Do this:
Find every line with the word "JSON". Copy those lines.

>>>

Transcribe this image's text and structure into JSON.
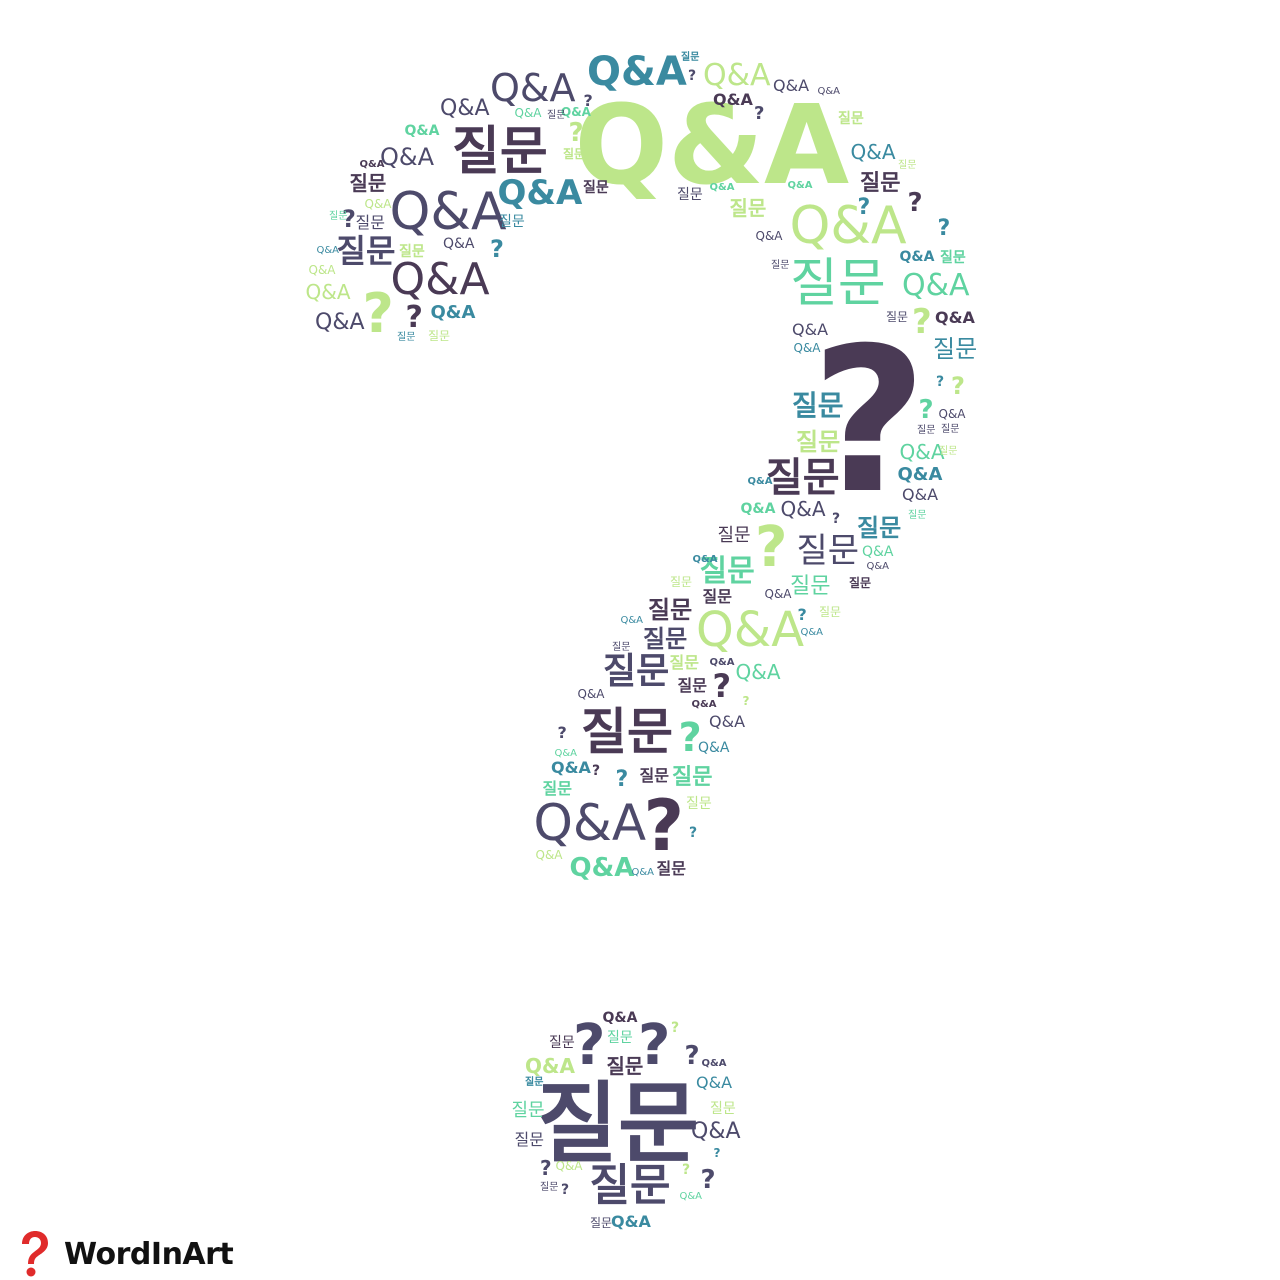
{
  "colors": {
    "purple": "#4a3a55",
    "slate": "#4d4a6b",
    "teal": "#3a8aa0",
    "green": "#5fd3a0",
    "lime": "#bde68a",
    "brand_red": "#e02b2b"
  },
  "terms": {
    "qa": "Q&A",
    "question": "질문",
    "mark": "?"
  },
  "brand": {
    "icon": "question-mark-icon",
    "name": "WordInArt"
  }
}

<<<
>>>

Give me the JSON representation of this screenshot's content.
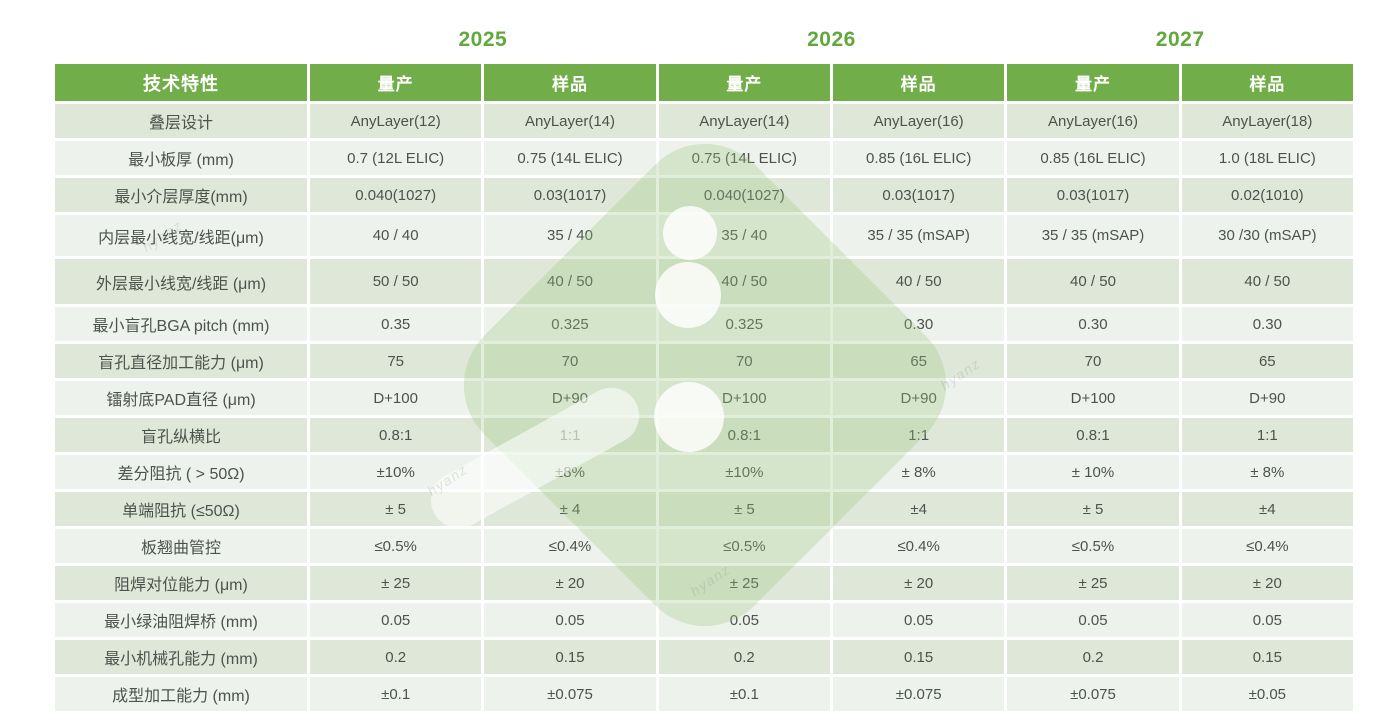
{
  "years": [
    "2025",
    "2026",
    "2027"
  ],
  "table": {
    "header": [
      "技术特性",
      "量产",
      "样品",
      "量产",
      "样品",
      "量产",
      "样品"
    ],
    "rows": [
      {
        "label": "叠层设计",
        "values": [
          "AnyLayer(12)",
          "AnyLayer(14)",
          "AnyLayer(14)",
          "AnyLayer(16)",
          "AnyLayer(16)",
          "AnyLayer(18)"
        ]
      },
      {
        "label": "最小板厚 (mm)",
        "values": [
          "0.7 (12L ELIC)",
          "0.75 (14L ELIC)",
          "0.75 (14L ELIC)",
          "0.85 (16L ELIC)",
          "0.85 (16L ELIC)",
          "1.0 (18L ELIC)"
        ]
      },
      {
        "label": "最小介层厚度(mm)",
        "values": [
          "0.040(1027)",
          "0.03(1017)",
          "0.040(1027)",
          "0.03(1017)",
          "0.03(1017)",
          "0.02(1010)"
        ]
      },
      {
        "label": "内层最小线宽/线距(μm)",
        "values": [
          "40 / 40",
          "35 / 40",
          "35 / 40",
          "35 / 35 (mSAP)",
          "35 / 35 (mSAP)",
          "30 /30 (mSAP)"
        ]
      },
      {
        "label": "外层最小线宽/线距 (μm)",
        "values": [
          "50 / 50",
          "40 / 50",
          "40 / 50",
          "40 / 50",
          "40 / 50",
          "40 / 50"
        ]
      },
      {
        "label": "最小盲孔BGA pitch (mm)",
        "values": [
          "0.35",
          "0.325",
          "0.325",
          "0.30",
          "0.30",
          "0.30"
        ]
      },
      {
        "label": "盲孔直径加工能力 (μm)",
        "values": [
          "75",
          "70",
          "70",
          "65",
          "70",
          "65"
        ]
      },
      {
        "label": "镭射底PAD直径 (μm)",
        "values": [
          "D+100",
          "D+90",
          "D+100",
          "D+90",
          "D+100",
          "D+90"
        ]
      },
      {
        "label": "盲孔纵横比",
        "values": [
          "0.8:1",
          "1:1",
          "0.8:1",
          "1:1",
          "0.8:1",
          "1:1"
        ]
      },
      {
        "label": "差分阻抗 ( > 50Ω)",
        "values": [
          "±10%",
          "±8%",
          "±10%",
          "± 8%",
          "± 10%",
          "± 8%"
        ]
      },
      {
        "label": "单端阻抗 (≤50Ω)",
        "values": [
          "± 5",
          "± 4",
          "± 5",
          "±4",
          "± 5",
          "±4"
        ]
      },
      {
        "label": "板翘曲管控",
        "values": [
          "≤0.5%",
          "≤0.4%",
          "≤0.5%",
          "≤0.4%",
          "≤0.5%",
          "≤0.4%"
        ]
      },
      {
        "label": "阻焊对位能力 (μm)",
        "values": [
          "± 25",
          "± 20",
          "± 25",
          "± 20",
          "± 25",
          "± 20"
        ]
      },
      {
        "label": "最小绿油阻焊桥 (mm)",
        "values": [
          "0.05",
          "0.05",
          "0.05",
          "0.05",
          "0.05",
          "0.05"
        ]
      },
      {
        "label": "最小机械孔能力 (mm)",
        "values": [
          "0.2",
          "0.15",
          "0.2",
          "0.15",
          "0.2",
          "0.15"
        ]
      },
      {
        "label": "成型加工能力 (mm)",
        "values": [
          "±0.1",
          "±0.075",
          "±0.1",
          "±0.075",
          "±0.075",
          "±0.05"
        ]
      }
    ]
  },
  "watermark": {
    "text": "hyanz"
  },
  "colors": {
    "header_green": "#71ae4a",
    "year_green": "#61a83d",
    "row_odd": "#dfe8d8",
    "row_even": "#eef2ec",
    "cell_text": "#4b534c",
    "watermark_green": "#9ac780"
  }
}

<<<

Problem solution:
Transcribe this image's text and structure into JSON.
Give me the JSON representation of this screenshot's content.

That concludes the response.